Dataset listings of figures
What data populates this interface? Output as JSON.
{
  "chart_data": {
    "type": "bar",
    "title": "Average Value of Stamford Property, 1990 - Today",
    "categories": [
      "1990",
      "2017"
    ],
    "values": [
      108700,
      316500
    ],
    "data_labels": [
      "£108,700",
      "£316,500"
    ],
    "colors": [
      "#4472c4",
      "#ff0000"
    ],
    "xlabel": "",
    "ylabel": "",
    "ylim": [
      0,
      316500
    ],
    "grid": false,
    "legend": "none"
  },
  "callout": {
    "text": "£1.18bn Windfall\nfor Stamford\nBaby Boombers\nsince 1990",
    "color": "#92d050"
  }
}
...
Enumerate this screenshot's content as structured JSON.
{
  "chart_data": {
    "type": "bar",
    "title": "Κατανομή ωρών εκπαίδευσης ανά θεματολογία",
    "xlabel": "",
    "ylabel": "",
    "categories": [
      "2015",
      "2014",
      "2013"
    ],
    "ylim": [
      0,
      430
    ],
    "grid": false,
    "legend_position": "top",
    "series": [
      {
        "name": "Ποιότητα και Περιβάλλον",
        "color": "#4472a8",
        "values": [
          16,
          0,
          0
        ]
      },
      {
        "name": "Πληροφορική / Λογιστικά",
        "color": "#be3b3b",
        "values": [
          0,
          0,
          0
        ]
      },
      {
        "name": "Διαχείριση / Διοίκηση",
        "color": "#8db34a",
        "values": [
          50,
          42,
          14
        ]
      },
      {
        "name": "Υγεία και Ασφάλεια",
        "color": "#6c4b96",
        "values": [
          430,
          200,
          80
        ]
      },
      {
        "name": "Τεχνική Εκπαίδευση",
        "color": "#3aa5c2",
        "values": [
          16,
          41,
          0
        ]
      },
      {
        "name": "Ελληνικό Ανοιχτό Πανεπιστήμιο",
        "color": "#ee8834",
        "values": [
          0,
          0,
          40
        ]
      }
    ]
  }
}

The task –
Gather every line from the listing above in which "name" appears, and copy those lines.

Completed task –
        "name": "Ποιότητα και Περιβάλλον",
        "name": "Πληροφορική / Λογιστικά",
        "name": "Διαχείριση / Διοίκηση",
        "name": "Υγεία και Ασφάλεια",
        "name": "Τεχνική Εκπαίδευση",
        "name": "Ελληνικό Ανοιχτό Πανεπιστήμιο",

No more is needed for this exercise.